++++ Stored rows ++++

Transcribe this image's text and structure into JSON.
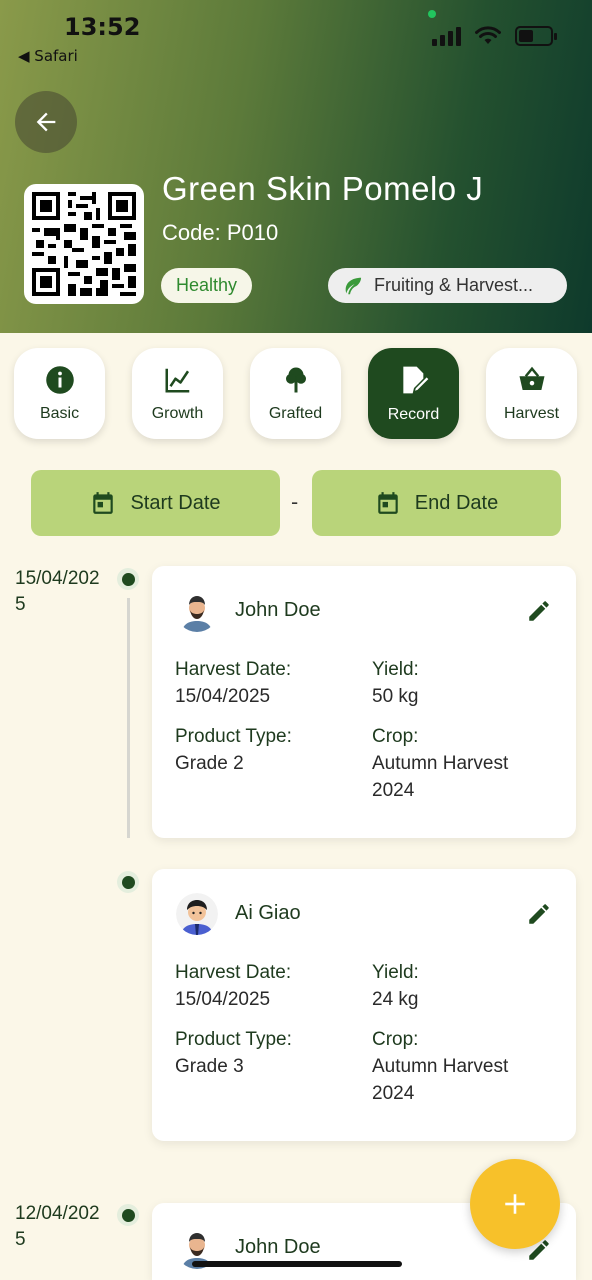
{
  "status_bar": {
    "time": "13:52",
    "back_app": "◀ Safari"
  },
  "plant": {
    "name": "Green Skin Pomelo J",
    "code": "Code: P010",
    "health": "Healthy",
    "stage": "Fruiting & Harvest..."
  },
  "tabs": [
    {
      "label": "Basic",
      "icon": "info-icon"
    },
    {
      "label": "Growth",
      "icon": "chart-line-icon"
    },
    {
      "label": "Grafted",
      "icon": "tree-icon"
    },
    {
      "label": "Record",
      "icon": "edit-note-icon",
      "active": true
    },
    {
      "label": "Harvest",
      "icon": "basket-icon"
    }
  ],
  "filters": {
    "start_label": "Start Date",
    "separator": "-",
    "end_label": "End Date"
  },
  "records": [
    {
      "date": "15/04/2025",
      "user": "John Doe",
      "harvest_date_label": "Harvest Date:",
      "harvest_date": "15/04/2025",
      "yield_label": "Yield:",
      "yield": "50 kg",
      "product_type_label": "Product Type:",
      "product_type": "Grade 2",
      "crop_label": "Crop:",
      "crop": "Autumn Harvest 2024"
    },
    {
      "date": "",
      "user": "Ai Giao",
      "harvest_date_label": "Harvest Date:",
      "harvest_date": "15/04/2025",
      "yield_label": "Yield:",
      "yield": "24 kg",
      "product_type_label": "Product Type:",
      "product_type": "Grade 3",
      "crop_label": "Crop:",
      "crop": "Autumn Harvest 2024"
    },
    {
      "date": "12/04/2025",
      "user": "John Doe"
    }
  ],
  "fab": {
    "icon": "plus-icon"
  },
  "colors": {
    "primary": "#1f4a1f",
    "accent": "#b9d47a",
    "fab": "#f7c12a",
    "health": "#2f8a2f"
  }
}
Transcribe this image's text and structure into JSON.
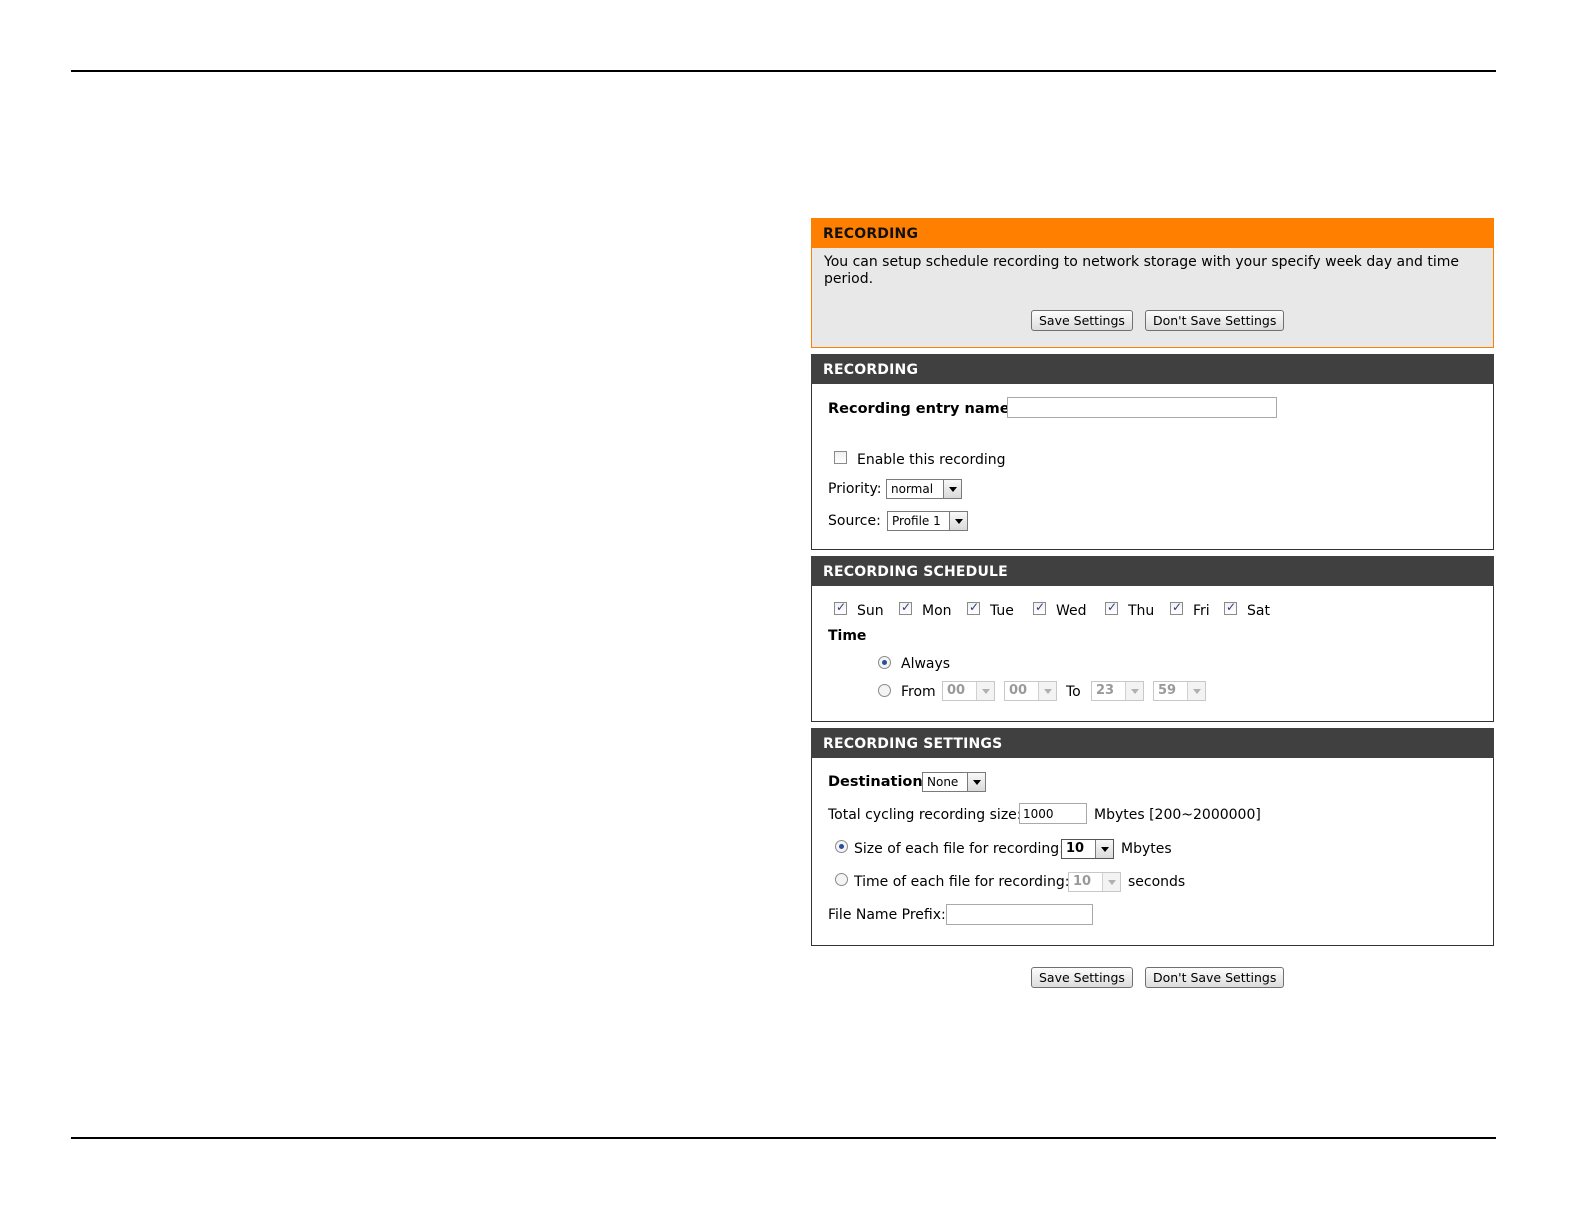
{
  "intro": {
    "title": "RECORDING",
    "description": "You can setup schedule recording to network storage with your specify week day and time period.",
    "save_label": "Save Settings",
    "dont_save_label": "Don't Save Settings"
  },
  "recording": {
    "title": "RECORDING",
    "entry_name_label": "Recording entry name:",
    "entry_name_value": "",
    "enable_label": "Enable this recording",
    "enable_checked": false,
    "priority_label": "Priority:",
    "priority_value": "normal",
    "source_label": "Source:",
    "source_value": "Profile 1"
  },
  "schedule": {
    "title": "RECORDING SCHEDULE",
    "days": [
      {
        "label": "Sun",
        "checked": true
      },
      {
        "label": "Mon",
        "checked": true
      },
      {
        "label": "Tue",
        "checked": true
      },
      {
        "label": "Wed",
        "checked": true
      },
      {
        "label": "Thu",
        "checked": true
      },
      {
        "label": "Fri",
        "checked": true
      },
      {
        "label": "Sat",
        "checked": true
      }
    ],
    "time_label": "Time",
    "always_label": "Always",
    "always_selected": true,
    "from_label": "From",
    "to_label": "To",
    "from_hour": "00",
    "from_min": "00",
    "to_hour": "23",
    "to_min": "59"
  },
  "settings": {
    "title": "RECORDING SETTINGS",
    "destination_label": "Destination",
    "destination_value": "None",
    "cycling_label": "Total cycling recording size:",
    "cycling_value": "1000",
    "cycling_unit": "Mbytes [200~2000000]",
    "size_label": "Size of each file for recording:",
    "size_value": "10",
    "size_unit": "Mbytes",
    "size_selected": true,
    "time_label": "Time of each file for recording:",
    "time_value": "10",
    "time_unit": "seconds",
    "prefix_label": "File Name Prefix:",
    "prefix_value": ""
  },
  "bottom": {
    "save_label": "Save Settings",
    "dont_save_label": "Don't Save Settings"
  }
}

++++

- _Given exercise_: Every record gets retyped exactly; no picture goes into the copy.

- _Complete output_:
Transcribe this image's text and structure into JSON.
{
  "status_bar": {
    "time": "13:52",
    "back_app": "◀ Safari"
  },
  "plant": {
    "name": "Green Skin Pomelo J",
    "code": "Code: P010",
    "health": "Healthy",
    "stage": "Fruiting & Harvest..."
  },
  "tabs": [
    {
      "label": "Basic",
      "icon": "info-icon"
    },
    {
      "label": "Growth",
      "icon": "chart-line-icon"
    },
    {
      "label": "Grafted",
      "icon": "tree-icon"
    },
    {
      "label": "Record",
      "icon": "edit-note-icon",
      "active": true
    },
    {
      "label": "Harvest",
      "icon": "basket-icon"
    }
  ],
  "filters": {
    "start_label": "Start Date",
    "separator": "-",
    "end_label": "End Date"
  },
  "records": [
    {
      "date": "15/04/2025",
      "user": "John Doe",
      "harvest_date_label": "Harvest Date:",
      "harvest_date": "15/04/2025",
      "yield_label": "Yield:",
      "yield": "50 kg",
      "product_type_label": "Product Type:",
      "product_type": "Grade 2",
      "crop_label": "Crop:",
      "crop": "Autumn Harvest 2024"
    },
    {
      "date": "",
      "user": "Ai Giao",
      "harvest_date_label": "Harvest Date:",
      "harvest_date": "15/04/2025",
      "yield_label": "Yield:",
      "yield": "24 kg",
      "product_type_label": "Product Type:",
      "product_type": "Grade 3",
      "crop_label": "Crop:",
      "crop": "Autumn Harvest 2024"
    },
    {
      "date": "12/04/2025",
      "user": "John Doe"
    }
  ],
  "fab": {
    "icon": "plus-icon"
  },
  "colors": {
    "primary": "#1f4a1f",
    "accent": "#b9d47a",
    "fab": "#f7c12a",
    "health": "#2f8a2f"
  }
}
Transcribe this image's text and structure into JSON.
{
  "intro": {
    "title": "RECORDING",
    "description": "You can setup schedule recording to network storage with your specify week day and time period.",
    "save_label": "Save Settings",
    "dont_save_label": "Don't Save Settings"
  },
  "recording": {
    "title": "RECORDING",
    "entry_name_label": "Recording entry name:",
    "entry_name_value": "",
    "enable_label": "Enable this recording",
    "enable_checked": false,
    "priority_label": "Priority:",
    "priority_value": "normal",
    "source_label": "Source:",
    "source_value": "Profile 1"
  },
  "schedule": {
    "title": "RECORDING SCHEDULE",
    "days": [
      {
        "label": "Sun",
        "checked": true
      },
      {
        "label": "Mon",
        "checked": true
      },
      {
        "label": "Tue",
        "checked": true
      },
      {
        "label": "Wed",
        "checked": true
      },
      {
        "label": "Thu",
        "checked": true
      },
      {
        "label": "Fri",
        "checked": true
      },
      {
        "label": "Sat",
        "checked": true
      }
    ],
    "time_label": "Time",
    "always_label": "Always",
    "always_selected": true,
    "from_label": "From",
    "to_label": "To",
    "from_hour": "00",
    "from_min": "00",
    "to_hour": "23",
    "to_min": "59"
  },
  "settings": {
    "title": "RECORDING SETTINGS",
    "destination_label": "Destination",
    "destination_value": "None",
    "cycling_label": "Total cycling recording size:",
    "cycling_value": "1000",
    "cycling_unit": "Mbytes [200~2000000]",
    "size_label": "Size of each file for recording:",
    "size_value": "10",
    "size_unit": "Mbytes",
    "size_selected": true,
    "time_label": "Time of each file for recording:",
    "time_value": "10",
    "time_unit": "seconds",
    "prefix_label": "File Name Prefix:",
    "prefix_value": ""
  },
  "bottom": {
    "save_label": "Save Settings",
    "dont_save_label": "Don't Save Settings"
  }
}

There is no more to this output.